======== Text segment
In streets almost devoid of trees, the townscape today still reflects the colonial past, a remnant of Germany in Africa: edifices with domes, towers and turrets, steep roofs with oriel windows, embellished gables, bay windows on ground level and, for shelter from the wind, Wintergärten or sunrooms in homes.

Uniquely in Africa, the predominant architectural style of public, business and residential buildings, especially in Ring, Bismarck, Berg and Bahnhof streets, is straight out of late 19th century Germany.


Goerke Haus, a 'diamond palace' = Mike van AardtGOERKE HAUS
Grand residence

Goerke Haus is a grand residence or "diamond palace" built in 1909, restored to its former glory and furnished with period pieces. It is named after Hans Goerke, the original owner and first occupant, who was a prominent businessman.

An apocryphal story once had it that the castlelike house was built to accommodate German royalty on a proposed visit to the colony that failed to materialise.

Situated in Diamantberg Street. Open weekdays 14:00-16:00, weekends 16:00-17:00. Closed on public holidays.
================
======== Stored records
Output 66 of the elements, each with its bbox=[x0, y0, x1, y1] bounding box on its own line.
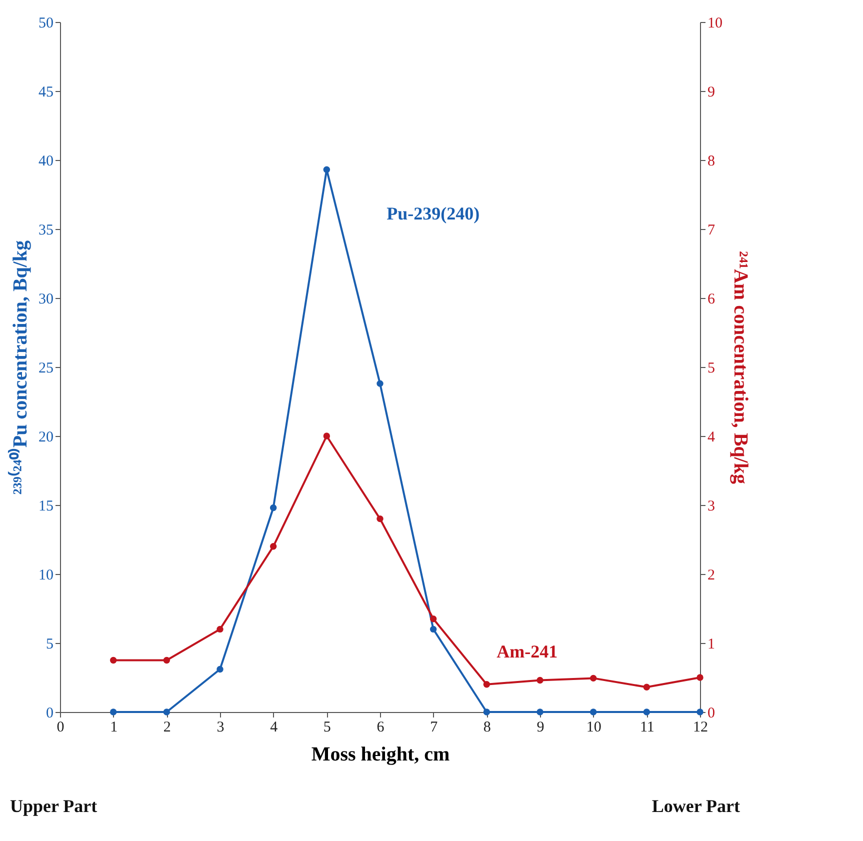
point bbox=[323, 432, 330, 440]
point bbox=[483, 681, 490, 688]
point bbox=[590, 674, 597, 682]
x-tick-label: 0 bbox=[56, 720, 64, 736]
point bbox=[270, 504, 277, 512]
x-tick-label: 11 bbox=[640, 720, 654, 736]
y2-tick-label: 9 bbox=[708, 84, 715, 100]
y2-tick-label: 10 bbox=[708, 16, 722, 32]
text: Pu-239(240) bbox=[386, 204, 480, 224]
point bbox=[323, 166, 330, 174]
point bbox=[536, 676, 544, 684]
x-tick-label: 2 bbox=[163, 720, 171, 736]
y-tick-label: 50 bbox=[38, 16, 54, 32]
point bbox=[216, 626, 224, 633]
y-tick-label: 10 bbox=[38, 568, 54, 584]
y2-tick-label: 2 bbox=[708, 568, 715, 584]
x-tick-label: 7 bbox=[430, 720, 438, 736]
text: Upper Part bbox=[10, 796, 98, 816]
point bbox=[110, 708, 117, 716]
x-tick-label: 10 bbox=[586, 720, 602, 736]
x-tick-label: 9 bbox=[536, 720, 544, 736]
x-tick-label: 3 bbox=[216, 720, 224, 736]
x-tick-label: 8 bbox=[483, 720, 491, 736]
x-tick-label: 4 bbox=[270, 720, 278, 736]
y2-tick-label: 6 bbox=[708, 292, 716, 308]
y-tick-label: 35 bbox=[38, 222, 54, 238]
x-tick-label: 6 bbox=[376, 720, 385, 736]
point bbox=[643, 684, 650, 691]
y-tick-label: 45 bbox=[38, 84, 54, 100]
y-axis-title: ²³⁹⁽²⁴⁰⁾Pu concentration, Bq/kg bbox=[8, 240, 32, 495]
y2-tick-label: 3 bbox=[708, 498, 715, 514]
point bbox=[163, 656, 170, 664]
point bbox=[430, 626, 437, 633]
y2-tick-label: 7 bbox=[708, 222, 716, 238]
y2-tick-label: 8 bbox=[708, 154, 715, 170]
point bbox=[696, 708, 704, 716]
point bbox=[270, 543, 277, 550]
y-tick-label: 5 bbox=[46, 636, 54, 652]
y2-tick-label: 5 bbox=[708, 360, 715, 376]
y-tick-label: 15 bbox=[38, 498, 54, 514]
point bbox=[216, 666, 224, 673]
y-tick-label: 25 bbox=[38, 360, 54, 376]
x-tick-label: 1 bbox=[110, 720, 118, 736]
y2-tick-label: 1 bbox=[708, 636, 715, 652]
y2-tick-label: 0 bbox=[708, 706, 715, 722]
point bbox=[430, 616, 437, 622]
series-label: Am-241 bbox=[496, 641, 558, 662]
point bbox=[376, 515, 384, 522]
point bbox=[110, 656, 117, 664]
y-tick-label: 0 bbox=[46, 706, 54, 722]
text: Lower Part bbox=[652, 796, 740, 816]
point bbox=[643, 708, 650, 716]
x-axis-title: Moss height, cm bbox=[311, 744, 450, 766]
x-tick-label: 5 bbox=[323, 720, 331, 736]
y2-tick-label: 4 bbox=[708, 430, 716, 446]
point bbox=[483, 708, 490, 716]
point bbox=[696, 674, 704, 681]
point bbox=[376, 380, 384, 387]
point bbox=[536, 708, 544, 716]
point bbox=[163, 708, 170, 716]
y2-axis-title: ²⁴¹Am concentration, Bq/kg bbox=[730, 251, 752, 484]
point bbox=[590, 708, 597, 716]
y-tick-label: 30 bbox=[38, 292, 54, 308]
y-tick-label: 40 bbox=[38, 154, 54, 170]
y-tick-label: 20 bbox=[38, 430, 54, 446]
x-tick-label: 12 bbox=[693, 720, 708, 736]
================
_What the exercise asks_.
Repeat the architecture passage word for word, starting with "Goerke Haus, a" and going on through "failed to materialise.". None of these entries are needed.

_Solution to the problem_.
Goerke Haus, a 'diamond palace' = Mike van AardtGOERKE HAUS
Grand residence

Goerke Haus is a grand residence or "diamond palace" built in 1909, restored to its former glory and furnished with period pieces. It is named after Hans Goerke, the original owner and first occupant, who was a prominent businessman.

An apocryphal story once had it that the castlelike house was built to accommodate German royalty on a proposed visit to the colony that failed to materialise.